[Stored data]
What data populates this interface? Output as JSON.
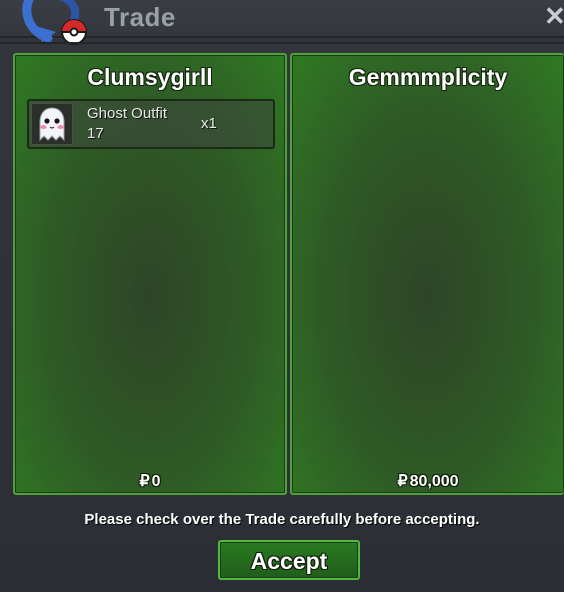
{
  "window": {
    "title": "Trade",
    "close_icon": "close-icon",
    "logo_icon": "pokeball-swirl-icon"
  },
  "left_panel": {
    "player_name": "Clumsygirll",
    "items": [
      {
        "icon": "ghost-outfit-icon",
        "name": "Ghost Outfit",
        "level": "17",
        "quantity": "x1"
      }
    ],
    "money": "0"
  },
  "right_panel": {
    "player_name": "Gemmmplicity",
    "items": [],
    "money": "80,000"
  },
  "currency_symbol": "₽",
  "notice": "Please check over the Trade carefully before accepting.",
  "accept_label": "Accept",
  "colors": {
    "panel_green": "#2f7a22",
    "panel_border": "#4ea23a",
    "accept_button": "#2a7a22",
    "title_text": "#9aa0a8"
  }
}
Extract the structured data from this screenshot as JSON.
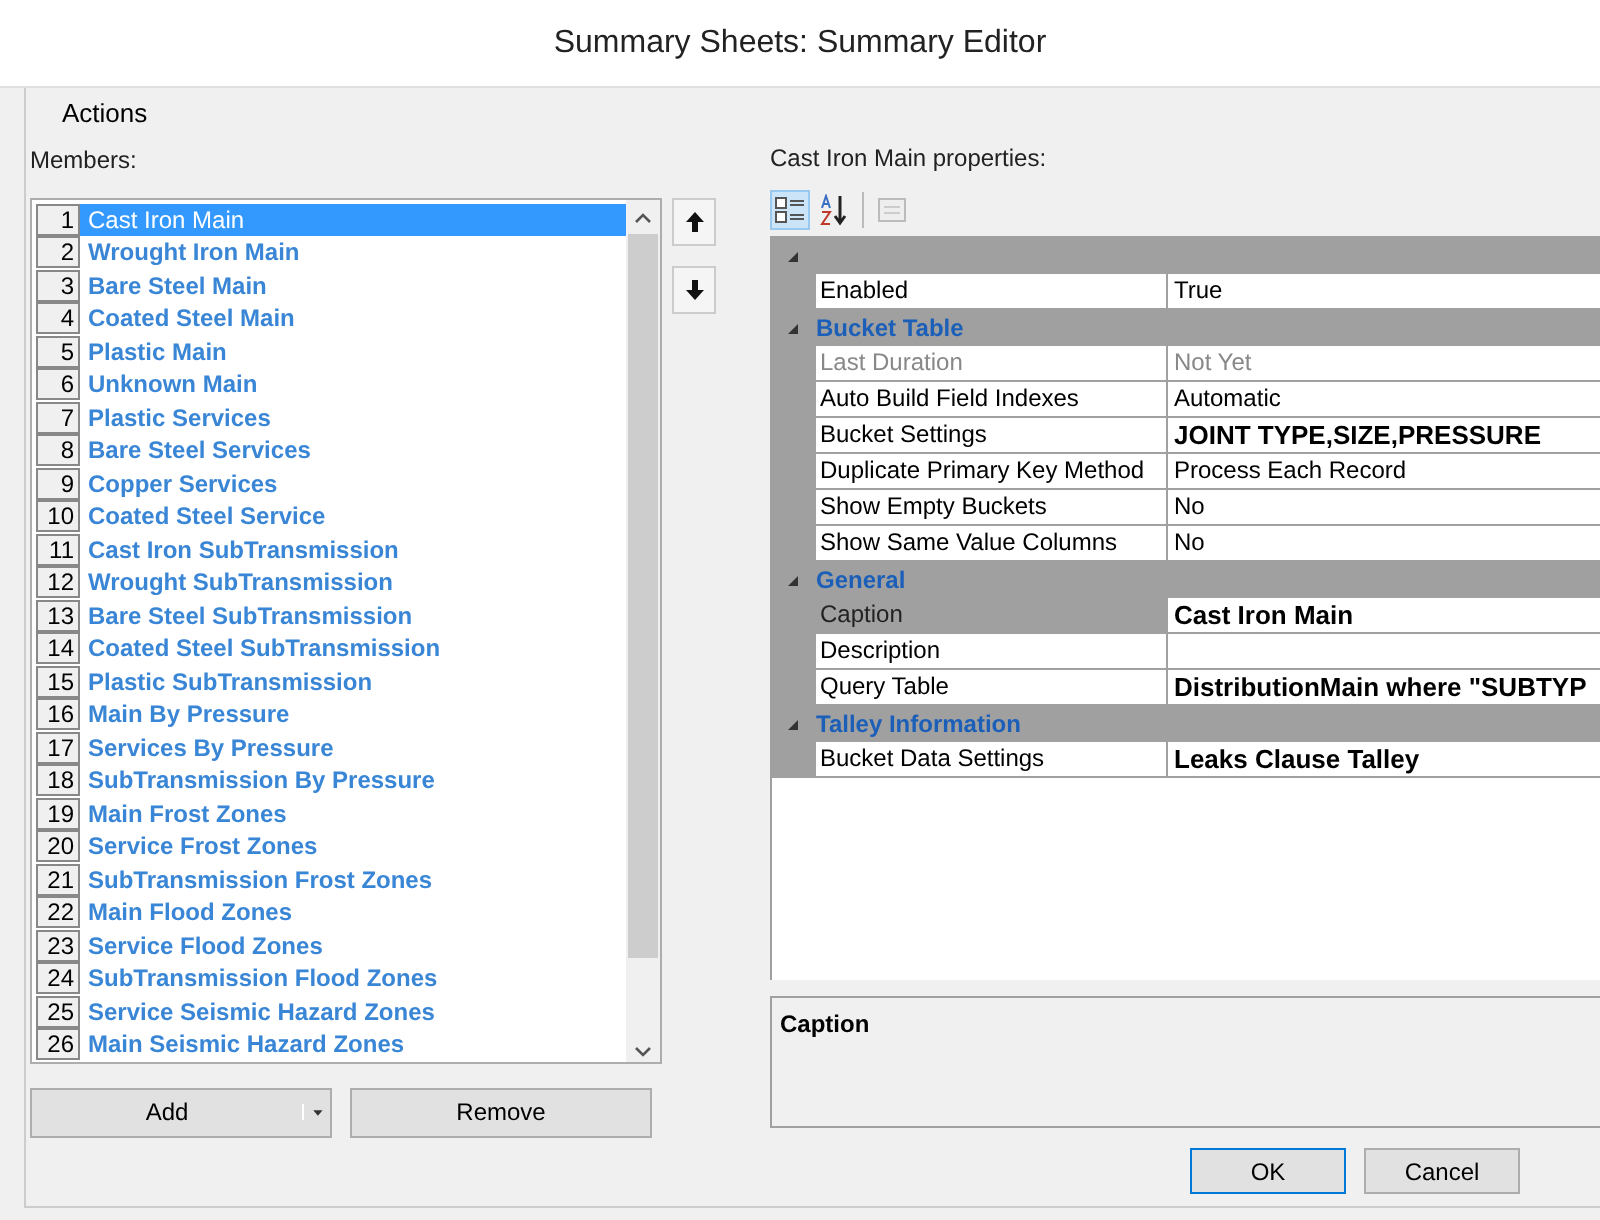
{
  "window": {
    "title": "Summary Sheets: Summary Editor"
  },
  "menu": [
    "Actions"
  ],
  "members": {
    "label": "Members:",
    "items": [
      {
        "number": "1",
        "name": "Cast Iron Main",
        "selected": true
      },
      {
        "number": "2",
        "name": "Wrought Iron Main",
        "selected": false
      },
      {
        "number": "3",
        "name": "Bare Steel Main",
        "selected": false
      },
      {
        "number": "4",
        "name": "Coated Steel Main",
        "selected": false
      },
      {
        "number": "5",
        "name": "Plastic Main",
        "selected": false
      },
      {
        "number": "6",
        "name": "Unknown Main",
        "selected": false
      },
      {
        "number": "7",
        "name": "Plastic Services",
        "selected": false
      },
      {
        "number": "8",
        "name": "Bare Steel Services",
        "selected": false
      },
      {
        "number": "9",
        "name": "Copper Services",
        "selected": false
      },
      {
        "number": "10",
        "name": "Coated Steel Service",
        "selected": false
      },
      {
        "number": "11",
        "name": "Cast Iron SubTransmission",
        "selected": false
      },
      {
        "number": "12",
        "name": "Wrought SubTransmission",
        "selected": false
      },
      {
        "number": "13",
        "name": "Bare Steel SubTransmission",
        "selected": false
      },
      {
        "number": "14",
        "name": "Coated Steel SubTransmission",
        "selected": false
      },
      {
        "number": "15",
        "name": "Plastic SubTransmission",
        "selected": false
      },
      {
        "number": "16",
        "name": "Main By Pressure",
        "selected": false
      },
      {
        "number": "17",
        "name": "Services By Pressure",
        "selected": false
      },
      {
        "number": "18",
        "name": "SubTransmission By Pressure",
        "selected": false
      },
      {
        "number": "19",
        "name": "Main Frost Zones",
        "selected": false
      },
      {
        "number": "20",
        "name": "Service Frost Zones",
        "selected": false
      },
      {
        "number": "21",
        "name": "SubTransmission Frost Zones",
        "selected": false
      },
      {
        "number": "22",
        "name": "Main Flood Zones",
        "selected": false
      },
      {
        "number": "23",
        "name": "Service Flood Zones",
        "selected": false
      },
      {
        "number": "24",
        "name": "SubTransmission Flood Zones",
        "selected": false
      },
      {
        "number": "25",
        "name": "Service Seismic Hazard Zones",
        "selected": false
      },
      {
        "number": "26",
        "name": "Main Seismic Hazard Zones",
        "selected": false
      }
    ],
    "add_button": "Add",
    "remove_button": "Remove"
  },
  "properties": {
    "label": "Cast Iron Main properties:",
    "toolbar": [
      {
        "kind": "categorized",
        "selected": true
      },
      {
        "kind": "alphabetical",
        "selected": false
      },
      {
        "kind": "pages",
        "selected": false
      }
    ],
    "categories": [
      {
        "expanded": true,
        "rows": [
          {
            "name": "Enabled",
            "value": "True",
            "bold": false,
            "disabled": false,
            "selected": false
          }
        ]
      },
      {
        "name": "Bucket Table",
        "expanded": true,
        "rows": [
          {
            "name": "Last Duration",
            "value": "Not Yet",
            "bold": false,
            "disabled": true,
            "selected": false
          },
          {
            "name": "Auto Build Field Indexes",
            "value": "Automatic",
            "bold": false,
            "disabled": false,
            "selected": false
          },
          {
            "name": "Bucket Settings",
            "value": "JOINT TYPE,SIZE,PRESSURE",
            "bold": true,
            "disabled": false,
            "selected": false
          },
          {
            "name": "Duplicate Primary Key Method",
            "value": "Process Each Record",
            "bold": false,
            "disabled": false,
            "selected": false
          },
          {
            "name": "Show Empty Buckets",
            "value": "No",
            "bold": false,
            "disabled": false,
            "selected": false
          },
          {
            "name": "Show Same Value Columns",
            "value": "No",
            "bold": false,
            "disabled": false,
            "selected": false
          }
        ]
      },
      {
        "name": "General",
        "expanded": true,
        "rows": [
          {
            "name": "Caption",
            "value": "Cast Iron Main",
            "bold": true,
            "disabled": false,
            "selected": true
          },
          {
            "name": "Description",
            "bold": false,
            "disabled": false,
            "selected": false
          },
          {
            "name": "Query Table",
            "value": "DistributionMain where \"SUBTYP",
            "bold": true,
            "disabled": false,
            "selected": false
          }
        ]
      },
      {
        "name": "Talley Information",
        "expanded": true,
        "rows": [
          {
            "name": "Bucket Data Settings",
            "value": "Leaks Clause Talley",
            "bold": true,
            "disabled": false,
            "selected": false
          }
        ]
      }
    ],
    "description_title": "Caption"
  },
  "buttons": [
    "OK",
    "Cancel"
  ]
}
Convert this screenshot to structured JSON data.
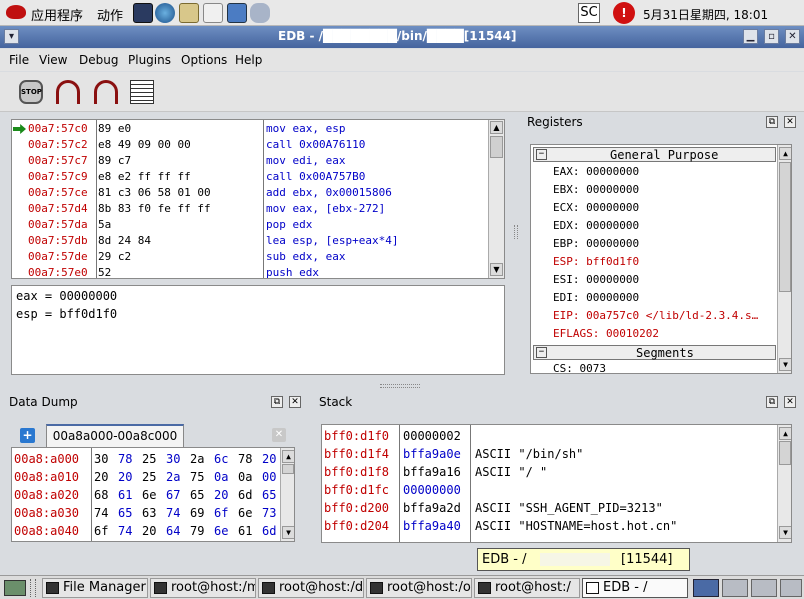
{
  "top_panel": {
    "apps_menu": "应用程序",
    "actions_menu": "动作",
    "input_method": "SC",
    "clock": "5月31日星期四, 18:01",
    "launchers": [
      "terminal-icon",
      "browser-icon",
      "mail-icon",
      "editor-icon",
      "presentation-icon",
      "printer-icon"
    ]
  },
  "window": {
    "title": "EDB - /████████/bin/████[11544]"
  },
  "menu": [
    "File",
    "View",
    "Debug",
    "Plugins",
    "Options",
    "Help"
  ],
  "toolbar": [
    "stop-icon",
    "step-into-icon",
    "step-over-icon",
    "run-icon"
  ],
  "disasm": {
    "rows": [
      {
        "addr": "00a7:57c0",
        "bytes": "89 e0",
        "asm": "mov eax, esp",
        "current": true
      },
      {
        "addr": "00a7:57c2",
        "bytes": "e8 49 09 00 00",
        "asm": "call 0x00A76110"
      },
      {
        "addr": "00a7:57c7",
        "bytes": "89 c7",
        "asm": "mov edi, eax"
      },
      {
        "addr": "00a7:57c9",
        "bytes": "e8 e2 ff ff ff",
        "asm": "call 0x00A757B0"
      },
      {
        "addr": "00a7:57ce",
        "bytes": "81 c3 06 58 01 00",
        "asm": "add ebx, 0x00015806"
      },
      {
        "addr": "00a7:57d4",
        "bytes": "8b 83 f0 fe ff ff",
        "asm": "mov eax, [ebx-272]"
      },
      {
        "addr": "00a7:57da",
        "bytes": "5a",
        "asm": "pop edx"
      },
      {
        "addr": "00a7:57db",
        "bytes": "8d 24 84",
        "asm": "lea esp, [esp+eax*4]"
      },
      {
        "addr": "00a7:57de",
        "bytes": "29 c2",
        "asm": "sub edx, eax"
      },
      {
        "addr": "00a7:57e0",
        "bytes": "52",
        "asm": "push edx"
      }
    ],
    "info": [
      "eax = 00000000",
      "esp = bff0d1f0"
    ]
  },
  "registers": {
    "title": "Registers",
    "group_general": "General Purpose",
    "items": [
      {
        "text": "EAX: 00000000",
        "changed": false
      },
      {
        "text": "EBX: 00000000",
        "changed": false
      },
      {
        "text": "ECX: 00000000",
        "changed": false
      },
      {
        "text": "EDX: 00000000",
        "changed": false
      },
      {
        "text": "EBP: 00000000",
        "changed": false
      },
      {
        "text": "ESP: bff0d1f0",
        "changed": true
      },
      {
        "text": "ESI: 00000000",
        "changed": false
      },
      {
        "text": "EDI: 00000000",
        "changed": false
      },
      {
        "text": "EIP: 00a757c0 </lib/ld-2.3.4.s…",
        "changed": true
      },
      {
        "text": "EFLAGS: 00010202",
        "changed": true
      }
    ],
    "group_segments": "Segments",
    "cs": "CS: 0073"
  },
  "data_dump": {
    "title": "Data Dump",
    "tab": "00a8a000-00a8c000",
    "rows": [
      {
        "addr": "00a8:a000",
        "bytes": [
          "30",
          "78",
          "25",
          "30",
          "2a",
          "6c",
          "78",
          "20"
        ]
      },
      {
        "addr": "00a8:a010",
        "bytes": [
          "20",
          "20",
          "25",
          "2a",
          "75",
          "0a",
          "0a",
          "00"
        ]
      },
      {
        "addr": "00a8:a020",
        "bytes": [
          "68",
          "61",
          "6e",
          "67",
          "65",
          "20",
          "6d",
          "65"
        ]
      },
      {
        "addr": "00a8:a030",
        "bytes": [
          "74",
          "65",
          "63",
          "74",
          "69",
          "6f",
          "6e",
          "73"
        ]
      },
      {
        "addr": "00a8:a040",
        "bytes": [
          "6f",
          "74",
          "20",
          "64",
          "79",
          "6e",
          "61",
          "6d"
        ]
      }
    ]
  },
  "stack": {
    "title": "Stack",
    "rows": [
      {
        "addr": "bff0:d1f0",
        "value": "00000002",
        "value_blue": false,
        "comment": ""
      },
      {
        "addr": "bff0:d1f4",
        "value": "bffa9a0e",
        "value_blue": true,
        "comment": "ASCII \"/bin/sh\""
      },
      {
        "addr": "bff0:d1f8",
        "value": "bffa9a16",
        "value_blue": false,
        "comment": "ASCII \"/                 \""
      },
      {
        "addr": "bff0:d1fc",
        "value": "00000000",
        "value_blue": true,
        "comment": ""
      },
      {
        "addr": "bff0:d200",
        "value": "bffa9a2d",
        "value_blue": false,
        "comment": "ASCII \"SSH_AGENT_PID=3213\""
      },
      {
        "addr": "bff0:d204",
        "value": "bffa9a40",
        "value_blue": true,
        "comment": "ASCII \"HOSTNAME=host.hot.cn\""
      }
    ]
  },
  "tooltip": {
    "left": "EDB - /",
    "right": "[11544]"
  },
  "taskbar": [
    {
      "label": "File Manager (",
      "active": false
    },
    {
      "label": "root@host:/m",
      "active": false
    },
    {
      "label": "root@host:/de",
      "active": false
    },
    {
      "label": "root@host:/ox",
      "active": false
    },
    {
      "label": "root@host:/",
      "active": false
    },
    {
      "label": "EDB - /",
      "active": true
    }
  ],
  "colors": {
    "accent": "#4a6aa5",
    "address": "#c00000",
    "link": "#0000c8"
  }
}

■ **What you are asked to do**:
Copy each line from the data above that includes "Bare".

■ **Solution**:
        "name": "Bare Steel Main",
        "name": "Bare Steel Services",
        "name": "Bare Steel SubTransmission",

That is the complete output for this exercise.